_Do this_:
Write out the complete material exactly as it stands.
--------------------------------
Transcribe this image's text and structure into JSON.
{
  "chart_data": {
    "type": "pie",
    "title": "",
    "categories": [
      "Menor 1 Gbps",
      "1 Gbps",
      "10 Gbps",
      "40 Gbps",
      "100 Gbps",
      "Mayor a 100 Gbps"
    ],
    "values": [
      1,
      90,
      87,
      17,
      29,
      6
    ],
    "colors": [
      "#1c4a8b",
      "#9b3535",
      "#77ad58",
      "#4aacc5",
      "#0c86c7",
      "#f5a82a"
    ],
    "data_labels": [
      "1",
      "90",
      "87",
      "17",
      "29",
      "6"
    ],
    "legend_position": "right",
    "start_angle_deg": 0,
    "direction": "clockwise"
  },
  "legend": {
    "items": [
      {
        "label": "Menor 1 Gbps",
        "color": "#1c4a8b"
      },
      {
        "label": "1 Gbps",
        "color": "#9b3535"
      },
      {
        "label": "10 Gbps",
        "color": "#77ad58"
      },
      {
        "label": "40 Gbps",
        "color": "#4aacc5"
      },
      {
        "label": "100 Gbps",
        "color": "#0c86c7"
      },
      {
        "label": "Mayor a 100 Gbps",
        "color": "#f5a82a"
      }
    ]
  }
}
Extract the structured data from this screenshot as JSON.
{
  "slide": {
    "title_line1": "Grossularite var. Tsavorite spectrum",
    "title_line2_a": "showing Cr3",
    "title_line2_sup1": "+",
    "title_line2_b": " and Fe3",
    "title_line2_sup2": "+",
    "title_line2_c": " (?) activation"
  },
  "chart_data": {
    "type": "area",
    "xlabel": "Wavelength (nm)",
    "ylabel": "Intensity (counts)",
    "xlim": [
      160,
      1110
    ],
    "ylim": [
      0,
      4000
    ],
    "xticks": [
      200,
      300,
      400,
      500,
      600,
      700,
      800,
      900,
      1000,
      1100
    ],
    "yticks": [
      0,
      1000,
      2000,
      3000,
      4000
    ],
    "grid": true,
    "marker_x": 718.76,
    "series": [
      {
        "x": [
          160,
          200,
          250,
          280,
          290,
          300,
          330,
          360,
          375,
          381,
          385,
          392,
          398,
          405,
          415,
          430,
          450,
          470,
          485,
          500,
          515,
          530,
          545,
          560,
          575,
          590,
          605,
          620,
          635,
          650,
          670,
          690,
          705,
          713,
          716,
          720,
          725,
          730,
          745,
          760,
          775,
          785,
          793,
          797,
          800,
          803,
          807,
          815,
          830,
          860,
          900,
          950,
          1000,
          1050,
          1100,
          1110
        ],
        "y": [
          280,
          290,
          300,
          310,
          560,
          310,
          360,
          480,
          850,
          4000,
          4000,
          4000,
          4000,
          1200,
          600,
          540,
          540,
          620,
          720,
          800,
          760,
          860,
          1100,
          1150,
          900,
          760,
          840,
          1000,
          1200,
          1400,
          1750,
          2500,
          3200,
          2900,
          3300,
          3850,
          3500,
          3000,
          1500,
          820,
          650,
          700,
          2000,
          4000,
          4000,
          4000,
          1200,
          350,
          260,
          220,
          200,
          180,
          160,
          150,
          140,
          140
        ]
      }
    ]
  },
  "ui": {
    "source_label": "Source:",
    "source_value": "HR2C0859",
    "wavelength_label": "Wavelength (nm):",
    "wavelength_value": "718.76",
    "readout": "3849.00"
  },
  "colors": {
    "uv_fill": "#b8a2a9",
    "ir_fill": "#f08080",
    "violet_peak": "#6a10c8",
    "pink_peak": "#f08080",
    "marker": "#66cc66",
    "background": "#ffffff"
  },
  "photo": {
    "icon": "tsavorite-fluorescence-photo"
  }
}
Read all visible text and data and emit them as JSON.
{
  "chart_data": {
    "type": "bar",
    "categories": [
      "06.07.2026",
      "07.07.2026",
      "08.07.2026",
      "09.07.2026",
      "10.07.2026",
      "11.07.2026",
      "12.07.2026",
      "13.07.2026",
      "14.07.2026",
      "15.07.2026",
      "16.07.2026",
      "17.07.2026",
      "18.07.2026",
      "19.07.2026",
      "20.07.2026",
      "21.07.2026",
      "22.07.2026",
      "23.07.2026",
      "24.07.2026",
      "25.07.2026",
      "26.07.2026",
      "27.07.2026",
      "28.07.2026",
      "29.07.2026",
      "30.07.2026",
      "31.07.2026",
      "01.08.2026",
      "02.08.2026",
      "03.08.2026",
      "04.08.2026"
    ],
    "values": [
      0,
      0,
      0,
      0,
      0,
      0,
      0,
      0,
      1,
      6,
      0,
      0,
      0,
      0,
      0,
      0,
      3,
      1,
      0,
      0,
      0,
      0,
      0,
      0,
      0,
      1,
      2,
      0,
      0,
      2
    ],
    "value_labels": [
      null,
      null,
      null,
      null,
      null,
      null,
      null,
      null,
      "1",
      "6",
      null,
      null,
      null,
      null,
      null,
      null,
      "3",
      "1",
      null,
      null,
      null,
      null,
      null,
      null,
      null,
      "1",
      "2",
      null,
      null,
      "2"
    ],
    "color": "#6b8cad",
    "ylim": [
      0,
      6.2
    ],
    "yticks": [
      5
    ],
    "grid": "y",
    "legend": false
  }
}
--------------------------------
_Correct response_:
Transcribe this image's text and structure into JSON.
{
  "chart_data": {
    "type": "pie",
    "title": "",
    "categories": [
      "Menor 1 Gbps",
      "1 Gbps",
      "10 Gbps",
      "40 Gbps",
      "100 Gbps",
      "Mayor a 100 Gbps"
    ],
    "values": [
      1,
      90,
      87,
      17,
      29,
      6
    ],
    "colors": [
      "#1c4a8b",
      "#9b3535",
      "#77ad58",
      "#4aacc5",
      "#0c86c7",
      "#f5a82a"
    ],
    "data_labels": [
      "1",
      "90",
      "87",
      "17",
      "29",
      "6"
    ],
    "legend_position": "right",
    "start_angle_deg": 0,
    "direction": "clockwise"
  },
  "legend": {
    "items": [
      {
        "label": "Menor 1 Gbps",
        "color": "#1c4a8b"
      },
      {
        "label": "1 Gbps",
        "color": "#9b3535"
      },
      {
        "label": "10 Gbps",
        "color": "#77ad58"
      },
      {
        "label": "40 Gbps",
        "color": "#4aacc5"
      },
      {
        "label": "100 Gbps",
        "color": "#0c86c7"
      },
      {
        "label": "Mayor a 100 Gbps",
        "color": "#f5a82a"
      }
    ]
  }
}
Extract the structured data from this screenshot as JSON.
{
  "slide": {
    "title_line1": "Grossularite var. Tsavorite spectrum",
    "title_line2_a": "showing Cr3",
    "title_line2_sup1": "+",
    "title_line2_b": " and Fe3",
    "title_line2_sup2": "+",
    "title_line2_c": " (?) activation"
  },
  "chart_data": {
    "type": "area",
    "xlabel": "Wavelength (nm)",
    "ylabel": "Intensity (counts)",
    "xlim": [
      160,
      1110
    ],
    "ylim": [
      0,
      4000
    ],
    "xticks": [
      200,
      300,
      400,
      500,
      600,
      700,
      800,
      900,
      1000,
      1100
    ],
    "yticks": [
      0,
      1000,
      2000,
      3000,
      4000
    ],
    "grid": true,
    "marker_x": 718.76,
    "series": [
      {
        "x": [
          160,
          200,
          250,
          280,
          290,
          300,
          330,
          360,
          375,
          381,
          385,
          392,
          398,
          405,
          415,
          430,
          450,
          470,
          485,
          500,
          515,
          530,
          545,
          560,
          575,
          590,
          605,
          620,
          635,
          650,
          670,
          690,
          705,
          713,
          716,
          720,
          725,
          730,
          745,
          760,
          775,
          785,
          793,
          797,
          800,
          803,
          807,
          815,
          830,
          860,
          900,
          950,
          1000,
          1050,
          1100,
          1110
        ],
        "y": [
          280,
          290,
          300,
          310,
          560,
          310,
          360,
          480,
          850,
          4000,
          4000,
          4000,
          4000,
          1200,
          600,
          540,
          540,
          620,
          720,
          800,
          760,
          860,
          1100,
          1150,
          900,
          760,
          840,
          1000,
          1200,
          1400,
          1750,
          2500,
          3200,
          2900,
          3300,
          3850,
          3500,
          3000,
          1500,
          820,
          650,
          700,
          2000,
          4000,
          4000,
          4000,
          1200,
          350,
          260,
          220,
          200,
          180,
          160,
          150,
          140,
          140
        ]
      }
    ]
  },
  "ui": {
    "source_label": "Source:",
    "source_value": "HR2C0859",
    "wavelength_label": "Wavelength (nm):",
    "wavelength_value": "718.76",
    "readout": "3849.00"
  },
  "colors": {
    "uv_fill": "#b8a2a9",
    "ir_fill": "#f08080",
    "violet_peak": "#6a10c8",
    "pink_peak": "#f08080",
    "marker": "#66cc66",
    "background": "#ffffff"
  },
  "photo": {
    "icon": "tsavorite-fluorescence-photo"
  }
}
Read all visible text and data and emit them as JSON.
{
  "chart_data": {
    "type": "bar",
    "categories": [
      "06.07.2026",
      "07.07.2026",
      "08.07.2026",
      "09.07.2026",
      "10.07.2026",
      "11.07.2026",
      "12.07.2026",
      "13.07.2026",
      "14.07.2026",
      "15.07.2026",
      "16.07.2026",
      "17.07.2026",
      "18.07.2026",
      "19.07.2026",
      "20.07.2026",
      "21.07.2026",
      "22.07.2026",
      "23.07.2026",
      "24.07.2026",
      "25.07.2026",
      "26.07.2026",
      "27.07.2026",
      "28.07.2026",
      "29.07.2026",
      "30.07.2026",
      "31.07.2026",
      "01.08.2026",
      "02.08.2026",
      "03.08.2026",
      "04.08.2026"
    ],
    "values": [
      0,
      0,
      0,
      0,
      0,
      0,
      0,
      0,
      1,
      6,
      0,
      0,
      0,
      0,
      0,
      0,
      3,
      1,
      0,
      0,
      0,
      0,
      0,
      0,
      0,
      1,
      2,
      0,
      0,
      2
    ],
    "value_labels": [
      null,
      null,
      null,
      null,
      null,
      null,
      null,
      null,
      "1",
      "6",
      null,
      null,
      null,
      null,
      null,
      null,
      "3",
      "1",
      null,
      null,
      null,
      null,
      null,
      null,
      null,
      "1",
      "2",
      null,
      null,
      "2"
    ],
    "color": "#6b8cad",
    "ylim": [
      0,
      6.2
    ],
    "yticks": [
      5
    ],
    "grid": "y",
    "legend": false
  }
}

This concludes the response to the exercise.